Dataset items
— BEGIN —

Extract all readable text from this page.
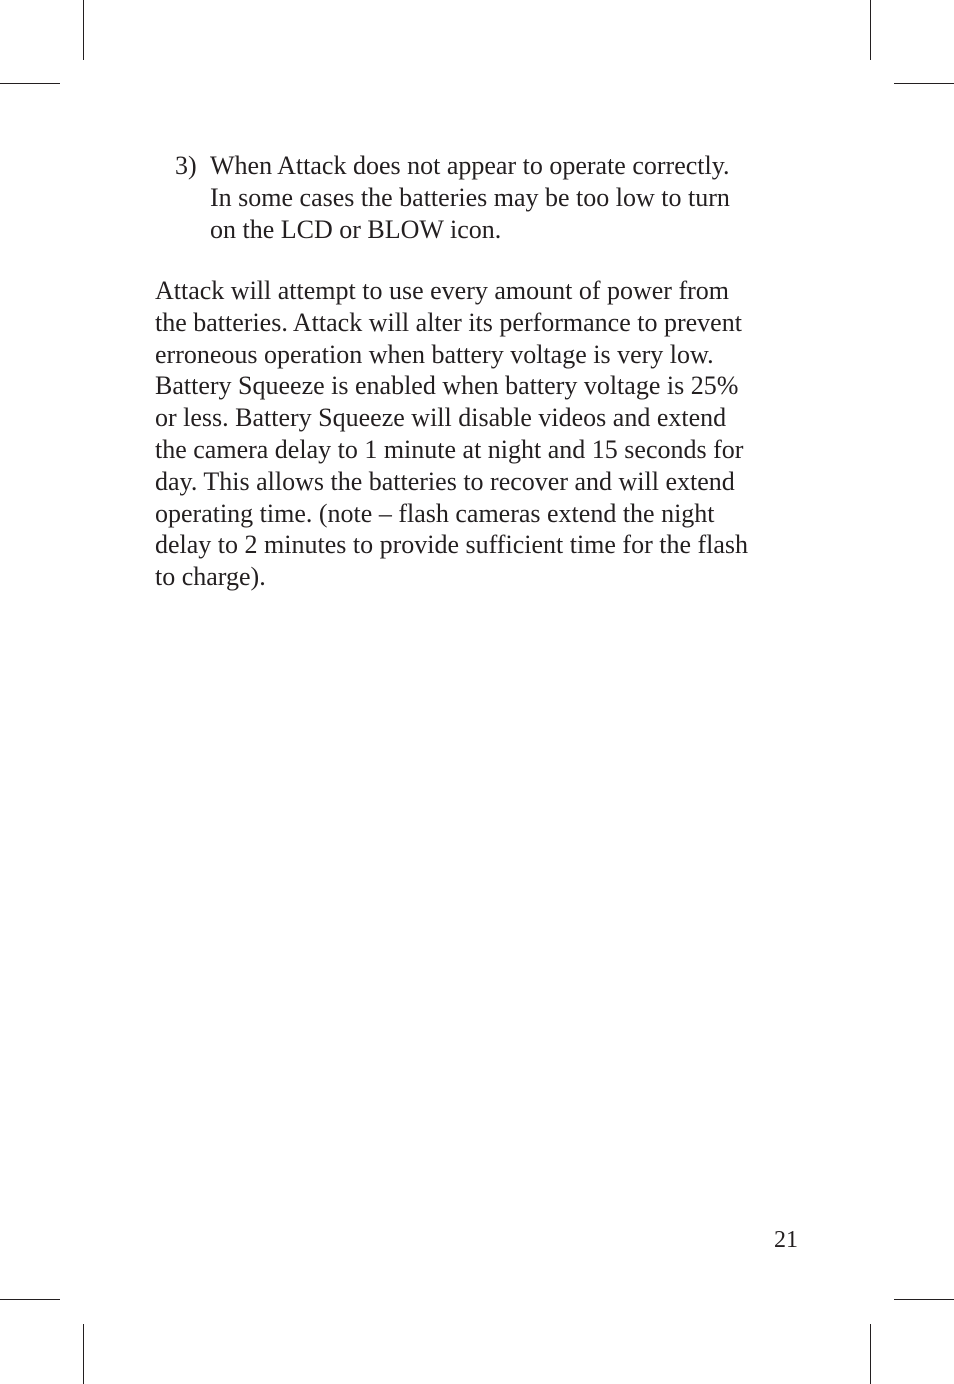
3) When Attack does not appear to operate correctly.
In some cases the batteries may be too low to turn
on the LCD or BLOW icon.
Attack will attempt to use every amount of power from
the batteries. Attack will alter its performance to prevent
erroneous operation when battery voltage is very low.
Battery Squeeze is enabled when battery voltage is 25%
or less. Battery Squeeze will disable videos and extend
the camera delay to 1 minute at night and 15 seconds for
day. This allows the batteries to recover and will extend
operating time. (note – flash cameras extend the night
delay to 2 minutes to provide sufficient time for the flash
to charge).
21
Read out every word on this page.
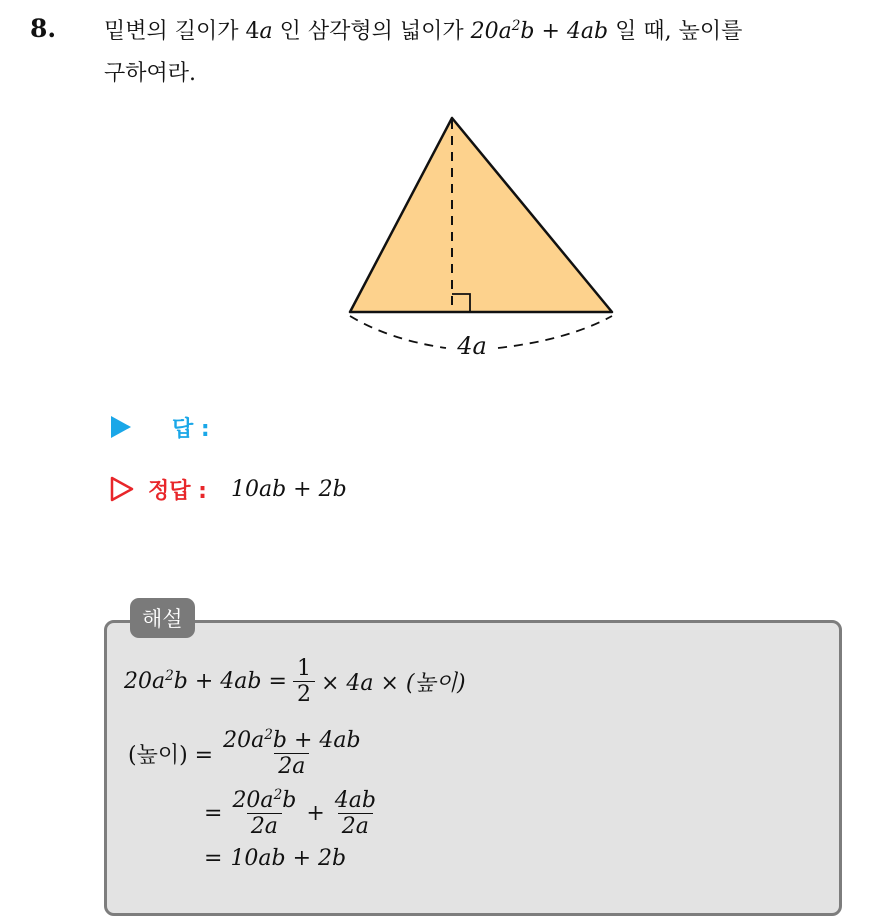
8. 밑변의 길이가 4a 인 삼각형의 넓이가 $20a^2b + 4ab$ 일 때, 높이를
구하여라.
4a
답 :
정답 : 10ab + 2b
해설
$20a^2b + 4ab = \frac{1}{2} \times 4a$ × (높이)
(높이) = $\frac{20a^2b + 4ab}{2a}$
= $\frac{20a^2b}{2a} + \frac{4ab}{2a}$
= 10ab + 2b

— END —

List every line above that contains the word "batteries".

Answer to this problem =
In some cases the batteries may be too low to turn
the batteries. Attack will alter its performance to prevent
day. This allows the batteries to recover and will extend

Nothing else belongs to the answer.